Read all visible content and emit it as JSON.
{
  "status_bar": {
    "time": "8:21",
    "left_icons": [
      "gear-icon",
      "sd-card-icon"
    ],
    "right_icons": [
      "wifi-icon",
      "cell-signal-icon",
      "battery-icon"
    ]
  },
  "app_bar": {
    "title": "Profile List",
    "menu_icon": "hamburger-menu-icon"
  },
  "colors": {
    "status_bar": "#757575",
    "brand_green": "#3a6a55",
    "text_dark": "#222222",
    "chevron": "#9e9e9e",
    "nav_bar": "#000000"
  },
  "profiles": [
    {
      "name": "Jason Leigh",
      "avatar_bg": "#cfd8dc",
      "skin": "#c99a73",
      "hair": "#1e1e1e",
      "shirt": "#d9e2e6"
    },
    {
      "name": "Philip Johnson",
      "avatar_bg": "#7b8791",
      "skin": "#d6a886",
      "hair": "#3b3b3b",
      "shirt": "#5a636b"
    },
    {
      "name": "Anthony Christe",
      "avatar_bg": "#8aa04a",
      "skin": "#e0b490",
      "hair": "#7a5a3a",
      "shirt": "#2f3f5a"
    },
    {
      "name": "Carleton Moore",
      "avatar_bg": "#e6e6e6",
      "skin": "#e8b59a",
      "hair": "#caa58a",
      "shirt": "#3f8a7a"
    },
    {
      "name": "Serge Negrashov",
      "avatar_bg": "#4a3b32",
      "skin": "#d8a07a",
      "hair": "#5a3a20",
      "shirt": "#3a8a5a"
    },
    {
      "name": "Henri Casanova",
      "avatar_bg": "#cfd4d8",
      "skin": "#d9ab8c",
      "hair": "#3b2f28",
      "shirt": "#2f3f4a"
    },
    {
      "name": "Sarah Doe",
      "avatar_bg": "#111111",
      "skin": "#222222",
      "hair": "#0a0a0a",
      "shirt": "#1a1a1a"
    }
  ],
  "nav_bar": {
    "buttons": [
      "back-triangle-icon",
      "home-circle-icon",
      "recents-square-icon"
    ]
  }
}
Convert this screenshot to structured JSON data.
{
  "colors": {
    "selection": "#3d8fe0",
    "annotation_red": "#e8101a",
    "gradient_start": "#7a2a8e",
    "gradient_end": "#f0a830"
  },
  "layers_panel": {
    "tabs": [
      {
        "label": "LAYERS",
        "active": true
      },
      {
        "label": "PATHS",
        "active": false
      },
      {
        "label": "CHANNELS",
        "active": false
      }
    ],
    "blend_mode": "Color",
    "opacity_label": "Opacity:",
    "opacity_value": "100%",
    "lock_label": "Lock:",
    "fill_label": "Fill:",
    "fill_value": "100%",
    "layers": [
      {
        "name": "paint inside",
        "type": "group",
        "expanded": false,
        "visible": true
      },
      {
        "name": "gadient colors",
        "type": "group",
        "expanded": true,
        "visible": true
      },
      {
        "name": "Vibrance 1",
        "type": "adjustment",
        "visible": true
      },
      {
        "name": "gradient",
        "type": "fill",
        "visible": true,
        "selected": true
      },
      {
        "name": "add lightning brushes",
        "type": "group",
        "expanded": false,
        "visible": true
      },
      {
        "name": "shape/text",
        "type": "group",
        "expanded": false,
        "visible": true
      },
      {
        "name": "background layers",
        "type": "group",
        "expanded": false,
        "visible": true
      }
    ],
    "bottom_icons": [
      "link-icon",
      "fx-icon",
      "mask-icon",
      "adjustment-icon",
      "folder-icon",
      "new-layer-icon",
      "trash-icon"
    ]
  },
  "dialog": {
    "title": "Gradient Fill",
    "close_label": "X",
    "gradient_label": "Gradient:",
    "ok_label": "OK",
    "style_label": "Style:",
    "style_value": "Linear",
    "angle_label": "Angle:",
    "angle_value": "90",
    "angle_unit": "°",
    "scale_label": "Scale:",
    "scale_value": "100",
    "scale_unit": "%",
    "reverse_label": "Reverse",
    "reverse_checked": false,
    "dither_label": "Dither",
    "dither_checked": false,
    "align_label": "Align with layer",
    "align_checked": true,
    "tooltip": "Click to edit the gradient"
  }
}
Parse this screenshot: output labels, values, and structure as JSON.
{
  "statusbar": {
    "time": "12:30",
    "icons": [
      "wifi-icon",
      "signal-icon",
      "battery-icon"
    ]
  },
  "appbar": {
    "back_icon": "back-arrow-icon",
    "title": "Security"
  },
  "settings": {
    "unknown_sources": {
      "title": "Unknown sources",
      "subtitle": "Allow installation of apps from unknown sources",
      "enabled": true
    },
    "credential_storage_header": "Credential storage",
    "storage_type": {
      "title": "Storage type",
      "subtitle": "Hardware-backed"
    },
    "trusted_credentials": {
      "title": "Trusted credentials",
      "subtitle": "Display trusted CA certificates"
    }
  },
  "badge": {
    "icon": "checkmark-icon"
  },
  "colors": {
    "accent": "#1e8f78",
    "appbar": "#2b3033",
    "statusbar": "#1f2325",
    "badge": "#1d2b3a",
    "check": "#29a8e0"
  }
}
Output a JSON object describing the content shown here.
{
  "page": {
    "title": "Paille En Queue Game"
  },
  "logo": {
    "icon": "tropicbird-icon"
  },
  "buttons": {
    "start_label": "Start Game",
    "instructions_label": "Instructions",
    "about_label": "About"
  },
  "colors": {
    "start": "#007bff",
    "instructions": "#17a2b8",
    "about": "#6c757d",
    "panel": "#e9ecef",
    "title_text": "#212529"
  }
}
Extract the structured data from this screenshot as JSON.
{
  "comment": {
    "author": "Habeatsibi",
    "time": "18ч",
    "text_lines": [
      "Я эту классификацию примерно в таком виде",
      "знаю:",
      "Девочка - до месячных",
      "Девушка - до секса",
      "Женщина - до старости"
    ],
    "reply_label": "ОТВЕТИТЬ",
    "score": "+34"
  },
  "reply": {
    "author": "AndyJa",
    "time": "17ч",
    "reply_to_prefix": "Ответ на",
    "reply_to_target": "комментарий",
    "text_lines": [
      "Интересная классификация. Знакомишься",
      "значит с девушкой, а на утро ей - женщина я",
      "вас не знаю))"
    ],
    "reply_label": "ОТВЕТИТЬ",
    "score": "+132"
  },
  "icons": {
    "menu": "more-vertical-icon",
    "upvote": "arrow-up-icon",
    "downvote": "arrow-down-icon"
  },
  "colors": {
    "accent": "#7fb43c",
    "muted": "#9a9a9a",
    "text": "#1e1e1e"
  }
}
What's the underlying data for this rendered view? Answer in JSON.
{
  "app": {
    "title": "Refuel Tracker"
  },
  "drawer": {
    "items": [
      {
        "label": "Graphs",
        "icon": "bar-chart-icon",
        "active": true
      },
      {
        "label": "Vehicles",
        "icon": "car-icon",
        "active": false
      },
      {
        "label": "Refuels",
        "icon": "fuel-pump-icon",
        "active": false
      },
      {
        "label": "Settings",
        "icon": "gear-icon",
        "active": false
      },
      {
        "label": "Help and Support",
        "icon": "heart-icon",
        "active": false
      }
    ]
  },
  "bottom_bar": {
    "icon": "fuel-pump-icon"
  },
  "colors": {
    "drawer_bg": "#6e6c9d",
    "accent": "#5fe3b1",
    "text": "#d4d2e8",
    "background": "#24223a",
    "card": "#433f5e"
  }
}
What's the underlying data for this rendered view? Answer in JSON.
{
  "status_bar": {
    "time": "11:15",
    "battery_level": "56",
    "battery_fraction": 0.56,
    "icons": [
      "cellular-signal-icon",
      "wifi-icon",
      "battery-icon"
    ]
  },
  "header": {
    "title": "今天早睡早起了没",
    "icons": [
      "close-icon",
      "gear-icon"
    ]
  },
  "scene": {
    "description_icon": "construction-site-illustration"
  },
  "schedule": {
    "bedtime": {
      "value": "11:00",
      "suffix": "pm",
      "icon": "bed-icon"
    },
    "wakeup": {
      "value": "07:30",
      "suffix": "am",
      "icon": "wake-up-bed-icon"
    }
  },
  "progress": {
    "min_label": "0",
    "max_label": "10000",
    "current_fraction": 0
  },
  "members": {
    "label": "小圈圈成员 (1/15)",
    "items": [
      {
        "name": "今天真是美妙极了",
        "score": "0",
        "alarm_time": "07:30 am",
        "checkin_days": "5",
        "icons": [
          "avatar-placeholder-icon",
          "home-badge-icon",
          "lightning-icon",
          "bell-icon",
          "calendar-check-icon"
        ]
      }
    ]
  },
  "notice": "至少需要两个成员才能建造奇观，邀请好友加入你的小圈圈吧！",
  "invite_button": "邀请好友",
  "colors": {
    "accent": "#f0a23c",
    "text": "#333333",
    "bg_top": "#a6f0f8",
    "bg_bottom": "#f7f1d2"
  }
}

-- -- --

### PROBLEM TO SOLVE
Copy out all lines above that include the string "lightning".

### REPLY
        "name": "add lightning brushes",
          "lightning-icon",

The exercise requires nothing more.